━━━ Selected excerpt ━━━

The Securities and Exchange Commission recently approved the New York Stock Exchange's corporate governance listing standards, which finalize NYSE corporate governance proposals made over the last 18 months.

The most significant changes from NYSE's most recent proposal (in April 2003) include:

    • Accelerating of the effectiveness dates relating to board and committee independence requirements.
    • Amending to the "bright line" tests that disqualify a director from being considered independent, including
      • a new bright line disqualification for any director who was employed, or whose immediate family member was employed as an executive officer, by a listed company in the last three years, and
      • expanding of the bright line disqualification for receipt of compensation in excess of $100,000 to include immediate family members of directors.
    • Shortening the "look-back" periods relating to bright line independence disqualifications from five to three years, coupled with a phase-in approach on look-back periods that is less generous than was proposed in April 2003.

What follows is a summary of the final NYSE corporate governance listing standards.

Effective Dates and Transition Periods

General Rule

Generally, companies must comply with the new NYSE listing standards by the earlier of their first annual shareholders meeting after January 15, 2004 or October 31, 2004. Companies must comply with the SEC's rules under Section 10A-3 of the Securities Exchange Act of 1934 (relating to audit committee independence and financial expertise requirements) by the same deadline. Transition provisions are available to companies with classified boards, IPO companies and companies transferring from other markets.

Classified Boards

A company with a classified board can delay replacing a non-independent director beyond its first annual shareholders meeting after January 15, 2004, until the earlier of the second annual shareholders meeting after January 15, 2004 or December 31, 2005, if the director would not otherwise be up for election at that meeting (unless replacement of that director would be necessary to comply with the SEC's Rule 10A 3).

IPO Companies

A company listing with NYSE in connection with its initial public offering will be allowed to phase in its independent nomination and compensation committees on the same timeline that IPO companies have to comply with the Exchange Act's Section 10A-3 audit committee rules. Together with the SEC's Rule 10A-3, NYSE's phase-in rules for IPO companies mean that one member of each core committee (audit, compensation and nomination) must be independent at the time of listing, a majority of the members of each core committee must be independent within 90 days of listing and all the members of each core committee must be independent within one year of listing. Moreover, IPO companies will have 12 months from the date of listing to satisfy the requirement that a majority of the board be independent.

━━━ Information provided ━━━

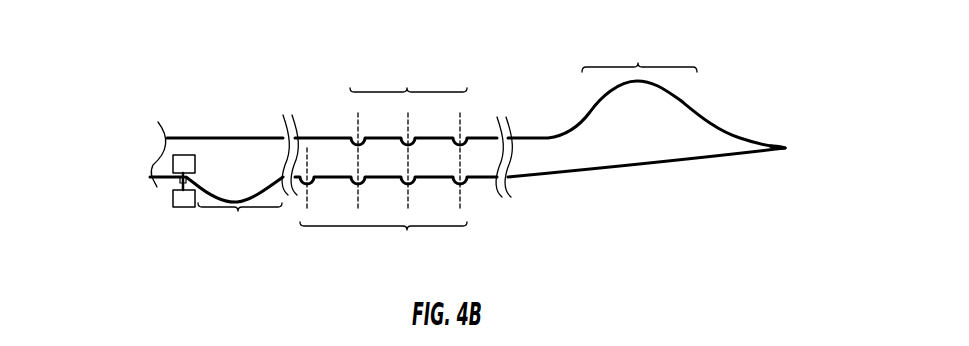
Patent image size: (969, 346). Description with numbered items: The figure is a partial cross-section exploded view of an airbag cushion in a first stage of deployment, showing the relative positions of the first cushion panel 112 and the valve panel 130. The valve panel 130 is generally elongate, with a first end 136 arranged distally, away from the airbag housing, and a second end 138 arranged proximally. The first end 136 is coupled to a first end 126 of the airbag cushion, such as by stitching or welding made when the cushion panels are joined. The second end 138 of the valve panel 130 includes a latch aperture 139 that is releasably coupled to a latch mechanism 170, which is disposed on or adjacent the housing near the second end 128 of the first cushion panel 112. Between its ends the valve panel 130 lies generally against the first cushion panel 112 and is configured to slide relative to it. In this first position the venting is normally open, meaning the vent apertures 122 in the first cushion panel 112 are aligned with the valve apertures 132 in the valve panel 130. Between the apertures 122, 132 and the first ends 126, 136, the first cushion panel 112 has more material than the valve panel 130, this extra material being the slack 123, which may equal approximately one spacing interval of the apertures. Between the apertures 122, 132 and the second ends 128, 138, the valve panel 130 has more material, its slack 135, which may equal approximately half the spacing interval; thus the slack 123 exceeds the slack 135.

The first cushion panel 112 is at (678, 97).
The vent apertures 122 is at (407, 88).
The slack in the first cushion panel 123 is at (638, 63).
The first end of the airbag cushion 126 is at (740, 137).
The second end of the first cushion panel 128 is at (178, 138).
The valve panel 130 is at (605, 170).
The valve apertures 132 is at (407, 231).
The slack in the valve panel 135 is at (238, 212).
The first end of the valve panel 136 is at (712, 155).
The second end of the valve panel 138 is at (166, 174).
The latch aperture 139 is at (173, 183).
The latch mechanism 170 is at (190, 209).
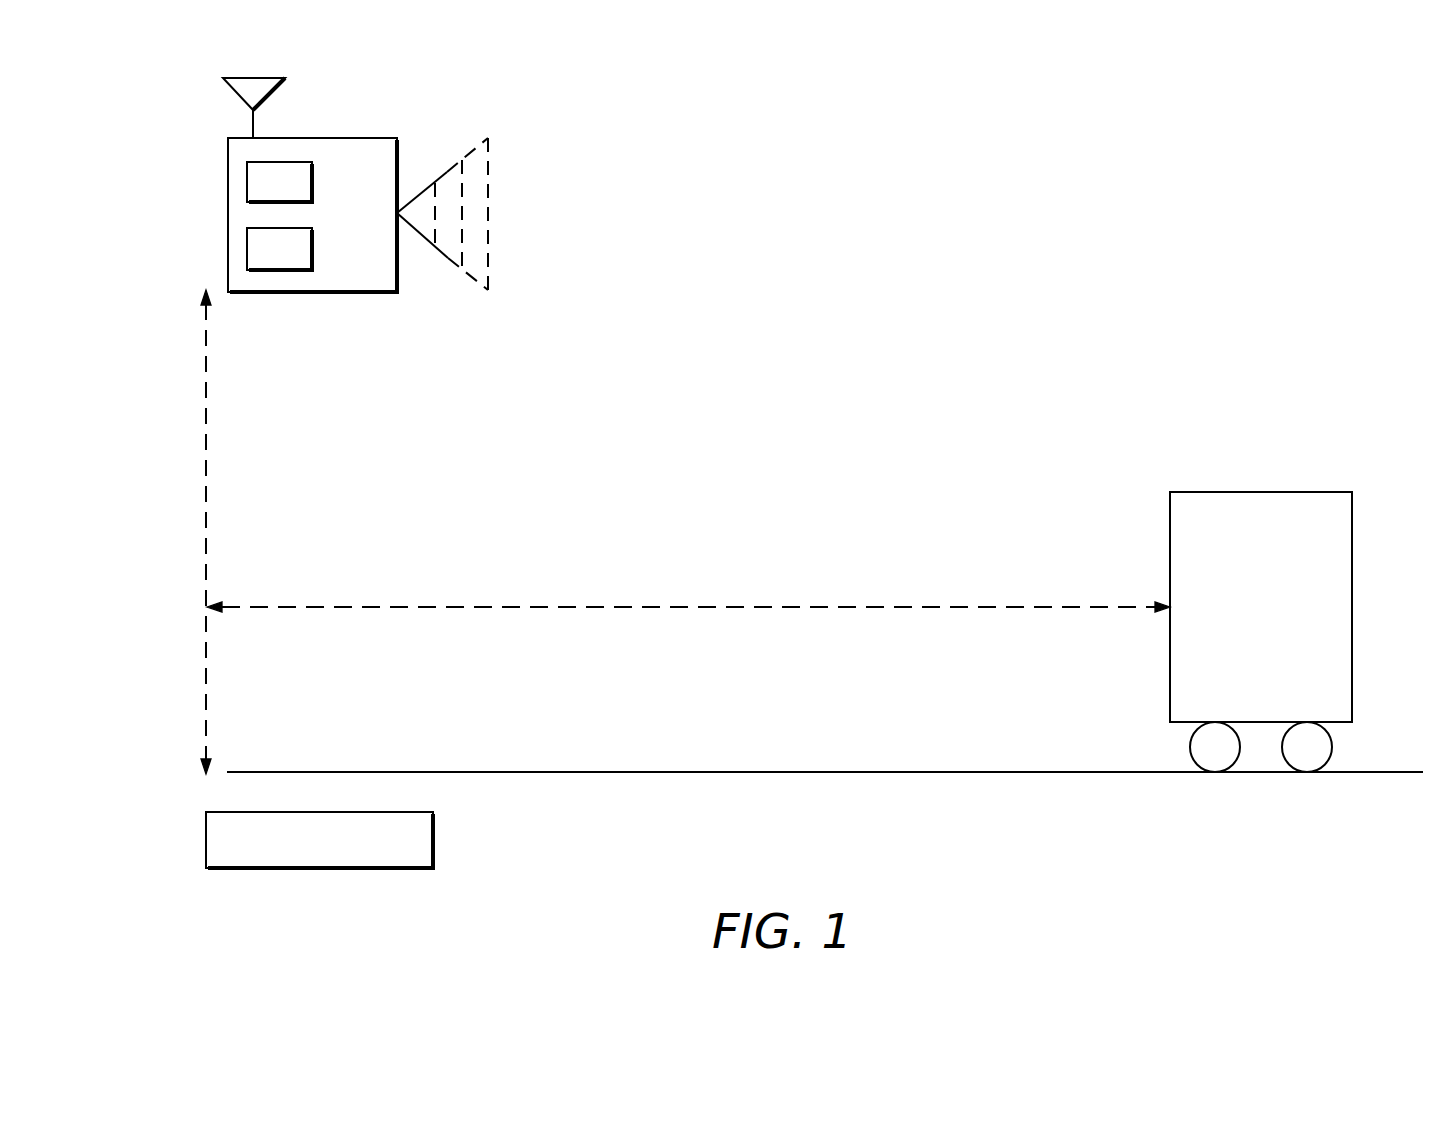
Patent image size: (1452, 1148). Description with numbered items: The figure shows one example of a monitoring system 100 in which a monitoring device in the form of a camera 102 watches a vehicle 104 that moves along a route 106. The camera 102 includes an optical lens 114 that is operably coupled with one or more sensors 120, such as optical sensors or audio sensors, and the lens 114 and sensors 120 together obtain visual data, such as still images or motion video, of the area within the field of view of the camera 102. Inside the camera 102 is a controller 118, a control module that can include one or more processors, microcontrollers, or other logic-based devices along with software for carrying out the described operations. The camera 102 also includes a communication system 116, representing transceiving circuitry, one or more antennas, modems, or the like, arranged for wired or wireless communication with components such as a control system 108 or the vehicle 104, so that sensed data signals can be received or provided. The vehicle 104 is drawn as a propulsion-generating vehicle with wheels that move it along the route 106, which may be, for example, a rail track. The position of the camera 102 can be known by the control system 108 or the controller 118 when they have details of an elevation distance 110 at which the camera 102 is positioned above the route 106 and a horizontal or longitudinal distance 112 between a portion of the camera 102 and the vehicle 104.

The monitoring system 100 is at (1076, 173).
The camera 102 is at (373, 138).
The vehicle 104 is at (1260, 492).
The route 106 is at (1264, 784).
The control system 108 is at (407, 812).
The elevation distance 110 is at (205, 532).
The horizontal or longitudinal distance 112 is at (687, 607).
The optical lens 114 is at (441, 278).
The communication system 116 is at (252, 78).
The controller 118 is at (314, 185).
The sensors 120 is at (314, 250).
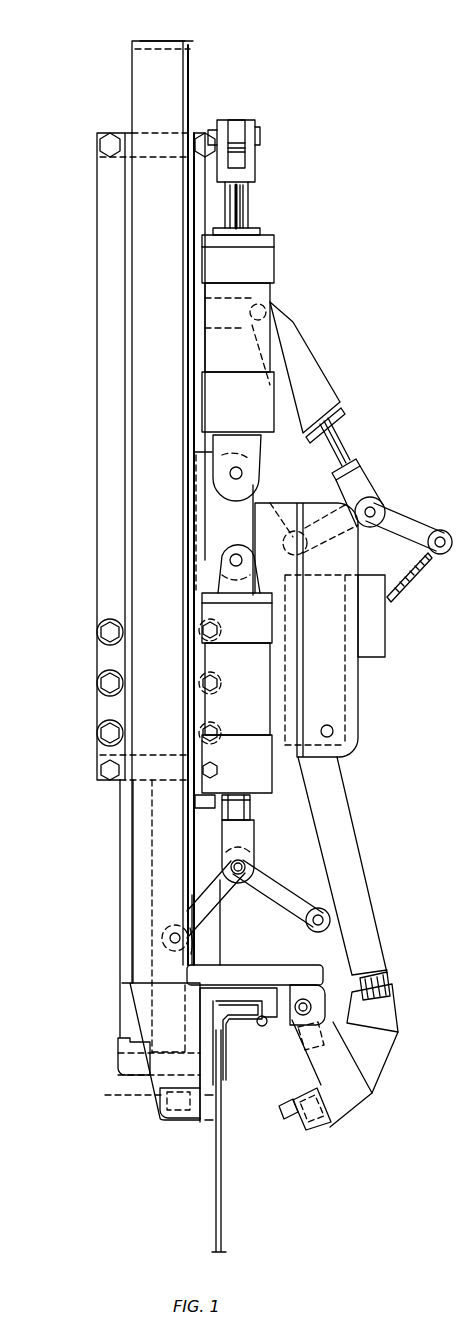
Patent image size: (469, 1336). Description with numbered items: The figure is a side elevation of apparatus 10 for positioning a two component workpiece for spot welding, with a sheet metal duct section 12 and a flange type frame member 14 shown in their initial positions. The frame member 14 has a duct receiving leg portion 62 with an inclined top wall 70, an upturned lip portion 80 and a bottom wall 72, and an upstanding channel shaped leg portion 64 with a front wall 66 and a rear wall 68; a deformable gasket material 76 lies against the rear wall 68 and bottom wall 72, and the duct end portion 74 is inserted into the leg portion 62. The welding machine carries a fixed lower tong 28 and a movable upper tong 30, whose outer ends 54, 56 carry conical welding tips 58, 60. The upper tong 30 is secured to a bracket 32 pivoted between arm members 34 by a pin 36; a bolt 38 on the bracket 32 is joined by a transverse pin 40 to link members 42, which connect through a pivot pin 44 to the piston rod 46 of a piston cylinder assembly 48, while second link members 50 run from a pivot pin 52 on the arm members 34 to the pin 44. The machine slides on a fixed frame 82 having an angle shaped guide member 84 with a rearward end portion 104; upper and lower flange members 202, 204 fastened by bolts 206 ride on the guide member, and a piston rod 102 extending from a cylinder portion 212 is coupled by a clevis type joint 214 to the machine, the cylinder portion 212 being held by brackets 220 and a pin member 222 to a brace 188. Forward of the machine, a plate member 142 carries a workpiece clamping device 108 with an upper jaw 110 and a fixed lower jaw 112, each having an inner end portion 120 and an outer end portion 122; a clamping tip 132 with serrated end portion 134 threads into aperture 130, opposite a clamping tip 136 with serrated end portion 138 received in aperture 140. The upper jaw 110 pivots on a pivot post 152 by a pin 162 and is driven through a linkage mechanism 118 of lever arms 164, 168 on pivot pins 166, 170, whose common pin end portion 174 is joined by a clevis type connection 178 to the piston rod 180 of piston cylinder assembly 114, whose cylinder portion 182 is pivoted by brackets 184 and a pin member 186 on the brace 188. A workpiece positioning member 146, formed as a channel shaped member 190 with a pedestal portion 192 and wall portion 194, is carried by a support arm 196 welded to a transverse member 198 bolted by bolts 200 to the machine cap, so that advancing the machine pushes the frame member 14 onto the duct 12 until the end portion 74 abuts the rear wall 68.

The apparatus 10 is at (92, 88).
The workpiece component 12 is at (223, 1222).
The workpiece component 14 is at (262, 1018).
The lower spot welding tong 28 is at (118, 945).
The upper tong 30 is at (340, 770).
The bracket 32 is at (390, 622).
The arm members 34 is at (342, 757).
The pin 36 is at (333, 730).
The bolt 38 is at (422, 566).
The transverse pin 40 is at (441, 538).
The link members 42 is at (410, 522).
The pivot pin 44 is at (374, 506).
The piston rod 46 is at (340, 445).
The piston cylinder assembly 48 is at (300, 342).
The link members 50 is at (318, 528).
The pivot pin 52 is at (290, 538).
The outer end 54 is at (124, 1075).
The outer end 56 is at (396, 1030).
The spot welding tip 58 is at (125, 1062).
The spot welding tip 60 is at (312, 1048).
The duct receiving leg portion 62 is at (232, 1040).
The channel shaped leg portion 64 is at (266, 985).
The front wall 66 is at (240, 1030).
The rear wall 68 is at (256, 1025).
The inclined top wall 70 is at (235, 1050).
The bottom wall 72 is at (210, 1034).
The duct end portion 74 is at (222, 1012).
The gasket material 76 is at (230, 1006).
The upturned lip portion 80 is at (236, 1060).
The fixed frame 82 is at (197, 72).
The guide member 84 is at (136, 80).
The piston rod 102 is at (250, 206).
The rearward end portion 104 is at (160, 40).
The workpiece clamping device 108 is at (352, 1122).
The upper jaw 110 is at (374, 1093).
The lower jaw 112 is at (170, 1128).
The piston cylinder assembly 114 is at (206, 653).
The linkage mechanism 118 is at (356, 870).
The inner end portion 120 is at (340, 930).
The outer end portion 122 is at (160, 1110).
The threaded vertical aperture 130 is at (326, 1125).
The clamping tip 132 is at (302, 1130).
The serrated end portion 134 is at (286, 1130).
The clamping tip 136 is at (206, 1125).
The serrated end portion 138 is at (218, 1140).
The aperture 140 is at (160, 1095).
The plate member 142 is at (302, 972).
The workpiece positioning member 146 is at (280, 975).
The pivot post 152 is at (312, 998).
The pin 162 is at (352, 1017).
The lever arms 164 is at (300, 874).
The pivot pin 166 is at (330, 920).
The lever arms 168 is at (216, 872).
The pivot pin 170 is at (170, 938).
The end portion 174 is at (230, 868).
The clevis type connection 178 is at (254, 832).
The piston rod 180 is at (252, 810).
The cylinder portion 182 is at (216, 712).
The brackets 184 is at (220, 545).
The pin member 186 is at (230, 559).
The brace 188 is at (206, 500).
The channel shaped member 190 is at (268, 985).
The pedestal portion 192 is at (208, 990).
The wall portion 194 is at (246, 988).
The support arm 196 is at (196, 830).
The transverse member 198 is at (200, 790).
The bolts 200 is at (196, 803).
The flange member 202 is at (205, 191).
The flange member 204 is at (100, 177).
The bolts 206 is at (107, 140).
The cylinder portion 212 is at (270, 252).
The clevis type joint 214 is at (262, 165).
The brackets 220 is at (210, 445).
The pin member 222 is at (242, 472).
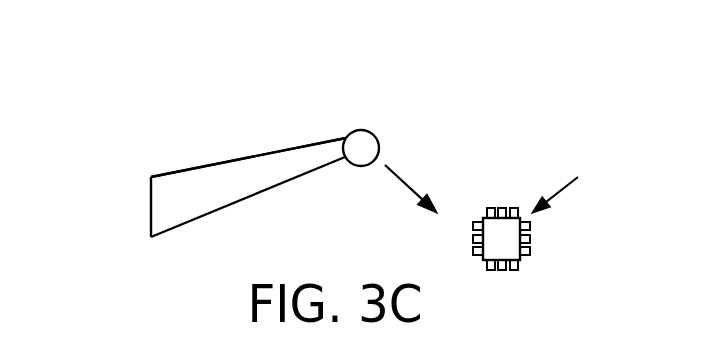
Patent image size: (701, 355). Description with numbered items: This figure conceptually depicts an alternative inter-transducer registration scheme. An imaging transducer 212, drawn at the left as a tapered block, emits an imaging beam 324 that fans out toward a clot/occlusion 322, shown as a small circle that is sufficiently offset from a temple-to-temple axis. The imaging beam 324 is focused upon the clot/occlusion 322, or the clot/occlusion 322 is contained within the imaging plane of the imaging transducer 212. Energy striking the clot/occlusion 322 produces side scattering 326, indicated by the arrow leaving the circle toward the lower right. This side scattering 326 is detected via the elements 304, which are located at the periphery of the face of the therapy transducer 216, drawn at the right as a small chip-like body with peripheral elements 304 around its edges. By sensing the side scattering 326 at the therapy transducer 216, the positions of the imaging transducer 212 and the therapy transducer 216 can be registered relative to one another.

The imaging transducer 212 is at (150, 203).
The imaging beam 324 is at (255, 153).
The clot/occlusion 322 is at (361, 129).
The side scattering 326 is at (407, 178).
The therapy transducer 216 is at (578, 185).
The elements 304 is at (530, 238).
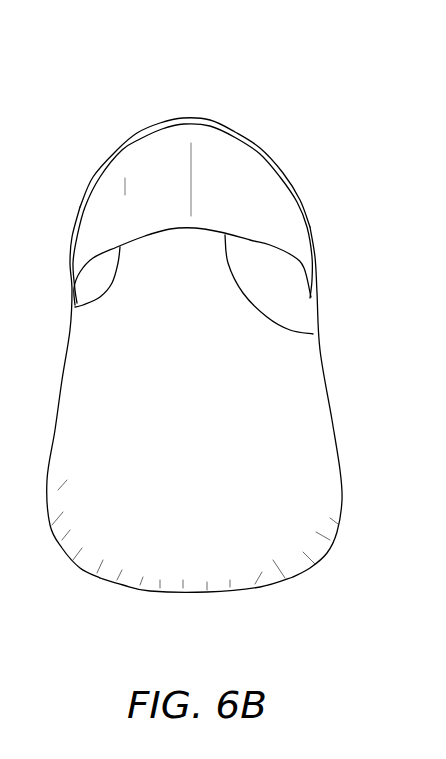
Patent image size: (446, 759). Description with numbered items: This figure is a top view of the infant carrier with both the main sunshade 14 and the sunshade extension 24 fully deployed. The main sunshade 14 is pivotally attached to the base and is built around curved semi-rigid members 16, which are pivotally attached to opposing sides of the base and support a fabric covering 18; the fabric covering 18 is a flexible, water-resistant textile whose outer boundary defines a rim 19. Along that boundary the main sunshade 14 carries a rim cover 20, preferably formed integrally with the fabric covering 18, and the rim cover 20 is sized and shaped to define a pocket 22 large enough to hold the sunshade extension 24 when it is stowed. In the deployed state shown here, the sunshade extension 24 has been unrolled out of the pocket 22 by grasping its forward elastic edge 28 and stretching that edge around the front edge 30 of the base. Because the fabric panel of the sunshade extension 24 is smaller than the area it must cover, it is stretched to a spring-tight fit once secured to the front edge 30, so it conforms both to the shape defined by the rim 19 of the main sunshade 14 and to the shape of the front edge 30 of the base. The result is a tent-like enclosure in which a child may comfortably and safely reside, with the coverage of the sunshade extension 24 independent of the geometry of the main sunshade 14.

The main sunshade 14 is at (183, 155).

━━━

• **Task A**
Does the NYSE governance summary agree with each statement: (i) a company with a classified board may delay replacing a non-independent director until the earlier of its second annual shareholders meeting after January 15, 2004 or December 31, 2005; (ii) the look-back periods for bright line independence disqualifications were lengthened from three to five years; (iii) IPO companies have 12 months from listing to make a majority of the board independent? Answer each with yes or no and quote the text's deciding words.
• **Task B**
Render the lines of the records from the line with "Patent image size: (701, 355)." to the line with "The clot/occlusion 322 is at (361, 129)." as a JSON list of strings, one string per line, leaving out blank lines.

• **Correct output A**
(i) Yes: "until the earlier of the second annual shareholders meeting after January 15, 2004 or December 31, 2005"
(ii) No: "Shortening the "look-back" periods relating to bright line independence disqualifications from five to three years"
(iii) Yes: "IPO companies will have 12 months from the date of listing to satisfy the requirement that a majority of the board be independent"

• **Correct output B**
[
  "Patent image size: (701, 355). Description with numbered items: This figure conceptually depicts an alternative inter-transducer registration scheme. An imaging transducer 212, drawn at the left as a tapered block, emits an imaging beam 324 that fans out toward a clot/occlusion 322, shown as a small circle that is sufficiently offset from a temple-to-temple axis. The imaging beam 324 is focused upon the clot/occlusion 322, or the clot/occlusion 322 is contained within the imaging plane of the imaging transducer 212. Energy striking the clot/occlusion 322 produces side scattering 326, indicated by the arrow leaving the circle toward the lower right. This side scattering 326 is detected via the elements 304, which are located at the periphery of the face of the therapy transducer 216, drawn at the right as a small chip-like body with peripheral elements 304 around its edges. By sensing the side scattering 326 at the therapy transducer 216, the positions of the imaging transducer 212 and the therapy transducer 216 can be registered relative to one another.",
  "The imaging transducer 212 is at (150, 203).",
  "The imaging beam 324 is at (255, 153).",
  "The clot/occlusion 322 is at (361, 129)."
]